Data rows:
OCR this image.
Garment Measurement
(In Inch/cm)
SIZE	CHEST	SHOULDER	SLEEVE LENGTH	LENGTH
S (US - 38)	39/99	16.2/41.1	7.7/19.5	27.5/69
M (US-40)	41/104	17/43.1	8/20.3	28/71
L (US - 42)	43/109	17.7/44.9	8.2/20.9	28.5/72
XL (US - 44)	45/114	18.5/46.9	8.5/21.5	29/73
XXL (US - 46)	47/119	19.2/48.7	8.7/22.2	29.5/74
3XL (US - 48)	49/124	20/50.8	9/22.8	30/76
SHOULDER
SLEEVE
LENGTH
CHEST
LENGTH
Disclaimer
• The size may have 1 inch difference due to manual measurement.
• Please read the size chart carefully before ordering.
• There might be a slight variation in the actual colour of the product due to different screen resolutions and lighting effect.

Given problem:
Write out every entry again, keeping each line exactly the same.

Completed task:
OCR this image.
Garment Measurement
(In Inch/cm)
SIZE	CHEST	SHOULDER	SLEEVE LENGTH	LENGTH
S (US - 38)	39/99	16.2/41.1	7.7/19.5	27.5/69
M (US-40)	41/104	17/43.1	8/20.3	28/71
L (US - 42)	43/109	17.7/44.9	8.2/20.9	28.5/72
XL (US - 44)	45/114	18.5/46.9	8.5/21.5	29/73
XXL (US - 46)	47/119	19.2/48.7	8.7/22.2	29.5/74
3XL (US - 48)	49/124	20/50.8	9/22.8	30/76
SHOULDER
SLEEVE
LENGTH
CHEST
LENGTH
Disclaimer
• The size may have 1 inch difference due to manual measurement.
• Please read the size chart carefully before ordering.
• There might be a slight variation in the actual colour of the product due to different screen resolutions and lighting effect.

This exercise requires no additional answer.